-- begin Information shown --
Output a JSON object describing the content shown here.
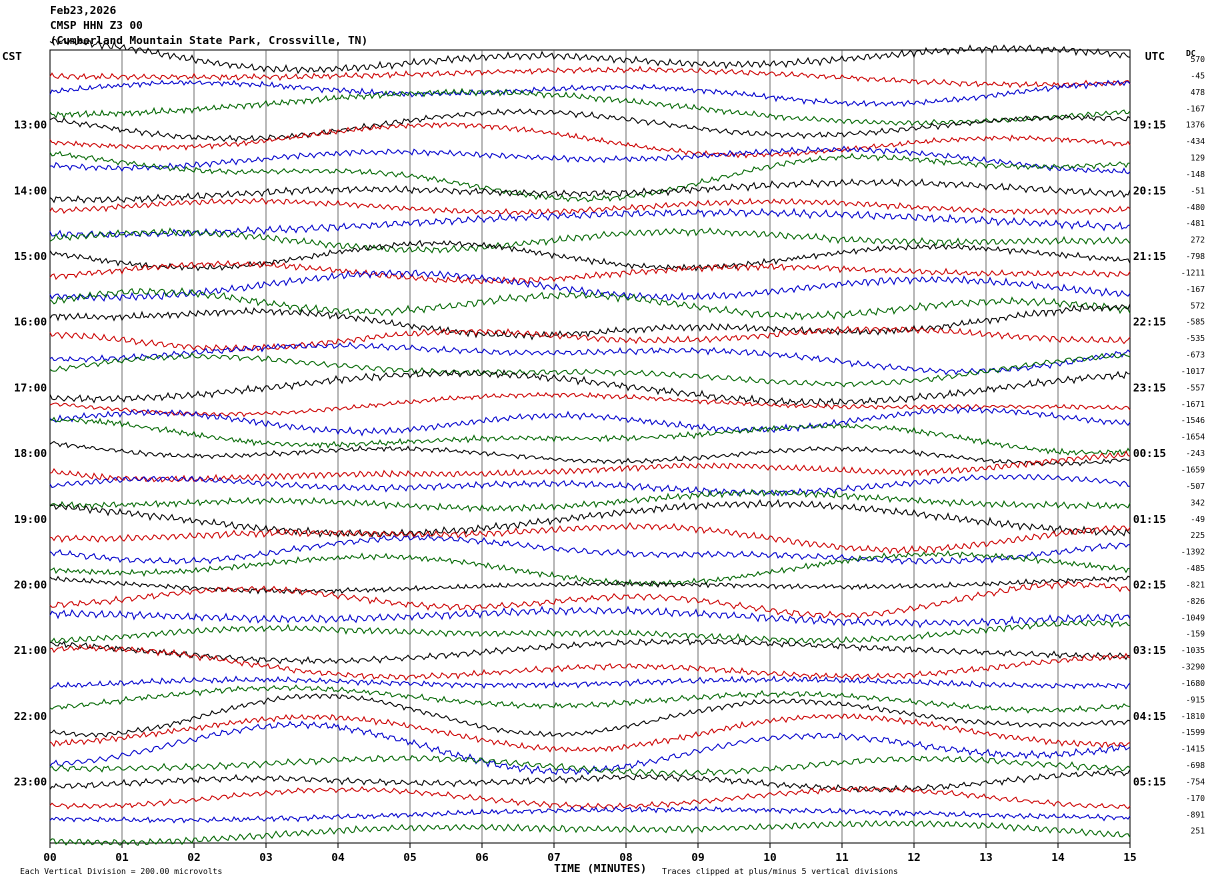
{
  "header": {
    "date": "Feb23,2026",
    "station": "CMSP HHN Z3 00",
    "location": "(Cumberland Mountain State Park, Crossville, TN)"
  },
  "left_axis_title": "CST",
  "right_axis_title": "UTC",
  "dc_title": "DC",
  "footer": {
    "scale": "Each Vertical Division =  200.00 microvolts",
    "xlabel": "TIME (MINUTES)",
    "clip": "Traces clipped at plus/minus 5 vertical divisions"
  },
  "colors": {
    "cycle": [
      "#000000",
      "#cc0000",
      "#0000cc",
      "#006600"
    ],
    "grid": "#555555"
  },
  "chart_data": {
    "type": "line",
    "description_type": "helicorder",
    "x_ticks": [
      "00",
      "01",
      "02",
      "03",
      "04",
      "05",
      "06",
      "07",
      "08",
      "09",
      "10",
      "11",
      "12",
      "13",
      "14",
      "15"
    ],
    "xlim": [
      0,
      15
    ],
    "traces_per_hour": 4,
    "trace_count": 48,
    "left_hour_labels": [
      "13:00",
      "14:00",
      "15:00",
      "16:00",
      "17:00",
      "18:00",
      "19:00",
      "20:00",
      "21:00",
      "22:00",
      "23:00"
    ],
    "right_hour_labels": [
      "19:15",
      "20:15",
      "21:15",
      "22:15",
      "23:15",
      "00:15",
      "01:15",
      "02:15",
      "03:15",
      "04:15",
      "05:15"
    ],
    "dc_offsets": [
      "570",
      "-45",
      "478",
      "-167",
      "1376",
      "-434",
      "129",
      "-148",
      "-51",
      "-480",
      "-481",
      "272",
      "-798",
      "-1211",
      "-167",
      "572",
      "-585",
      "-535",
      "-673",
      "-1017",
      "-557",
      "-1671",
      "-1546",
      "-1654",
      "-243",
      "-1659",
      "-507",
      "342",
      "-49",
      "225",
      "-1392",
      "-485",
      "-821",
      "-826",
      "-1049",
      "-159",
      "-1035",
      "-3290",
      "-1680",
      "-915",
      "-1810",
      "-1599",
      "-1415",
      "-698",
      "-754",
      "-170",
      "-891",
      "251"
    ]
  }
}
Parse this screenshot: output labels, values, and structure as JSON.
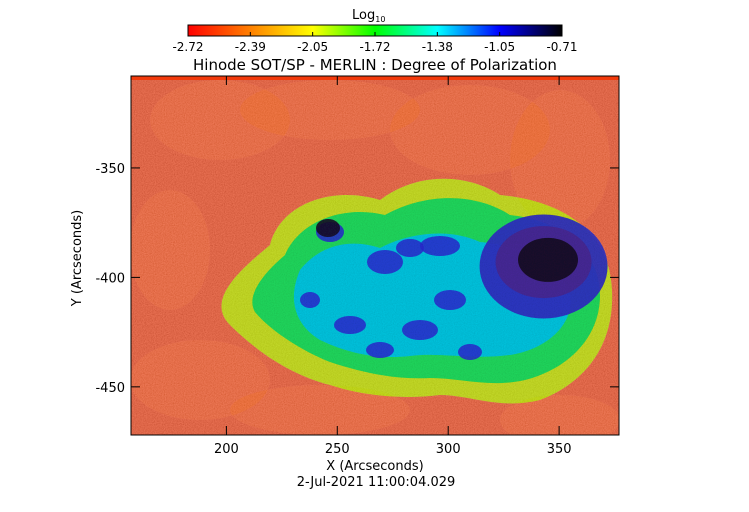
{
  "colorbar": {
    "title_main": "Log",
    "title_sub": "10",
    "ticks": [
      "-2.72",
      "-2.39",
      "-2.05",
      "-1.72",
      "-1.38",
      "-1.05",
      "-0.71"
    ],
    "range": [
      -2.72,
      -0.71
    ],
    "colors": [
      "#ff0000",
      "#ff8000",
      "#ffff00",
      "#00ff00",
      "#00ffff",
      "#0000ff",
      "#000000"
    ]
  },
  "chart_data": {
    "type": "heatmap",
    "title": "Hinode SOT/SP - MERLIN : Degree of Polarization",
    "xlabel": "X (Arcseconds)",
    "ylabel": "Y (Arcseconds)",
    "footer": "2-Jul-2021 11:00:04.029",
    "xlim": [
      157,
      377
    ],
    "ylim": [
      -472,
      -308
    ],
    "x_ticks": [
      200,
      250,
      300,
      350
    ],
    "y_ticks": [
      -350,
      -400,
      -450
    ],
    "colorscale": "rainbow (red = low, black = high)",
    "value_range": [
      -2.72,
      -0.71
    ],
    "features": [
      {
        "type": "sunspot umbra",
        "x": 343,
        "y": -395,
        "value": -0.71
      },
      {
        "type": "plage",
        "x": 290,
        "y": -410,
        "value": -1.3
      }
    ]
  }
}
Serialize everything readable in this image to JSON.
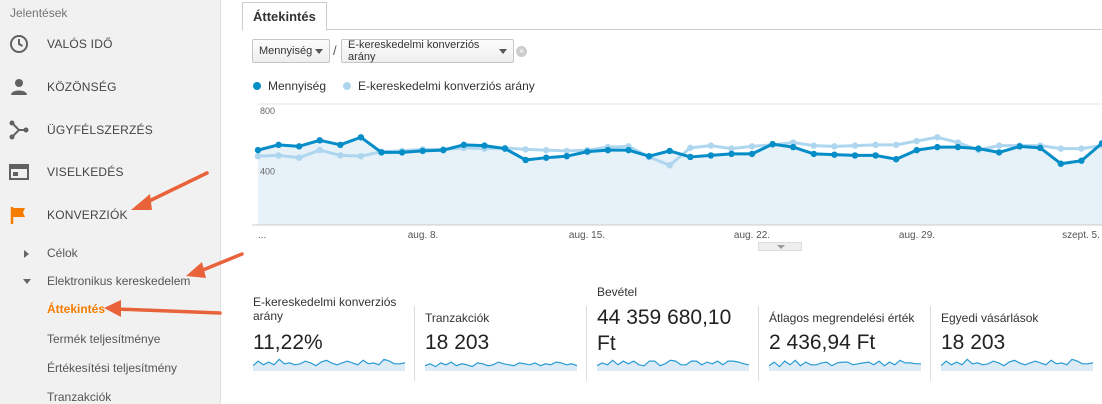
-- end Information shown --
[What you have to do] Extract from the data every line where "Arcseconds" shows up.

[Exercise answer]
    "xlabel": "X (Arcseconds)",
    "ylabel": "Y (Arcseconds)",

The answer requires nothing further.